──────── Material provided
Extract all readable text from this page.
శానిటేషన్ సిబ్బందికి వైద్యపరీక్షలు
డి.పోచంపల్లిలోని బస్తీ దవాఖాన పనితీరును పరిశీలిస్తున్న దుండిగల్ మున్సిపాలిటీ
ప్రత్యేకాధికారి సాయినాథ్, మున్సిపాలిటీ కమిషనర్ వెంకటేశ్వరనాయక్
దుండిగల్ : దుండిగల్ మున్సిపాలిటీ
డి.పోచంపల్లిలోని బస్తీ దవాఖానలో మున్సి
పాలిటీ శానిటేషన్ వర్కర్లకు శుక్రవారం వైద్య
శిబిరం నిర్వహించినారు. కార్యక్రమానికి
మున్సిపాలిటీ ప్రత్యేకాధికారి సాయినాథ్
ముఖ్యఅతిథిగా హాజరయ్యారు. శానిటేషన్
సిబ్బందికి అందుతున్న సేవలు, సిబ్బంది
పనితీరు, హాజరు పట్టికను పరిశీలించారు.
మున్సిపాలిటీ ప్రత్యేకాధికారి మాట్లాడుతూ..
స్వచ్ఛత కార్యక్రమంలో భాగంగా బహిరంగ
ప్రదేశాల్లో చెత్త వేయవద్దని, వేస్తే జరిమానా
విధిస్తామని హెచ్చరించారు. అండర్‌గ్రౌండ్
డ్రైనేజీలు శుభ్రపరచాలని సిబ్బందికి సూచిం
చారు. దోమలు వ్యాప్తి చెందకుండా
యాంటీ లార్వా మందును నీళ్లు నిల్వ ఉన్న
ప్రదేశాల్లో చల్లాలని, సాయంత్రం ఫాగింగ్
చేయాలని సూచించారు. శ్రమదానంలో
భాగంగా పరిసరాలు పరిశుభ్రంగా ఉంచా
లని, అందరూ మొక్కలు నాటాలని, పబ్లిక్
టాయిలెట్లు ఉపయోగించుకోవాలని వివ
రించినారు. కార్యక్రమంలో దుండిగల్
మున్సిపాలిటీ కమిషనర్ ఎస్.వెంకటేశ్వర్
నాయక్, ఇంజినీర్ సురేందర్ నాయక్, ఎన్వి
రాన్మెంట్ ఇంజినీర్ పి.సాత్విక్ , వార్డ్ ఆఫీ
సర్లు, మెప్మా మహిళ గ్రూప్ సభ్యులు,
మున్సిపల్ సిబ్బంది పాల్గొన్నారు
────────────────
## Task objective
Give back the whole listing exactly as it reads.

## Solved problem
Extract all readable text from this page.
శానిటేషన్ సిబ్బందికి వైద్యపరీక్షలు
డి.పోచంపల్లిలోని బస్తీ దవాఖాన పనితీరును పరిశీలిస్తున్న దుండిగల్ మున్సిపాలిటీ
ప్రత్యేకాధికారి సాయినాథ్, మున్సిపాలిటీ కమిషనర్ వెంకటేశ్వరనాయక్
దుండిగల్ : దుండిగల్ మున్సిపాలిటీ
డి.పోచంపల్లిలోని బస్తీ దవాఖానలో మున్సి
పాలిటీ శానిటేషన్ వర్కర్లకు శుక్రవారం వైద్య
శిబిరం నిర్వహించినారు. కార్యక్రమానికి
మున్సిపాలిటీ ప్రత్యేకాధికారి సాయినాథ్
ముఖ్యఅతిథిగా హాజరయ్యారు. శానిటేషన్
సిబ్బందికి అందుతున్న సేవలు, సిబ్బంది
పనితీరు, హాజరు పట్టికను పరిశీలించారు.
మున్సిపాలిటీ ప్రత్యేకాధికారి మాట్లాడుతూ..
స్వచ్ఛత కార్యక్రమంలో భాగంగా బహిరంగ
ప్రదేశాల్లో చెత్త వేయవద్దని, వేస్తే జరిమానా
విధిస్తామని హెచ్చరించారు. అండర్‌గ్రౌండ్
డ్రైనేజీలు శుభ్రపరచాలని సిబ్బందికి సూచిం
చారు. దోమలు వ్యాప్తి చెందకుండా
యాంటీ లార్వా మందును నీళ్లు నిల్వ ఉన్న
ప్రదేశాల్లో చల్లాలని, సాయంత్రం ఫాగింగ్
చేయాలని సూచించారు. శ్రమదానంలో
భాగంగా పరిసరాలు పరిశుభ్రంగా ఉంచా
లని, అందరూ మొక్కలు నాటాలని, పబ్లిక్
టాయిలెట్లు ఉపయోగించుకోవాలని వివ
రించినారు. కార్యక్రమంలో దుండిగల్
మున్సిపాలిటీ కమిషనర్ ఎస్.వెంకటేశ్వర్
నాయక్, ఇంజినీర్ సురేందర్ నాయక్, ఎన్వి
రాన్మెంట్ ఇంజినీర్ పి.సాత్విక్ , వార్డ్ ఆఫీ
సర్లు, మెప్మా మహిళ గ్రూప్ సభ్యులు,
మున్సిపల్ సిబ్బంది పాల్గొన్నారు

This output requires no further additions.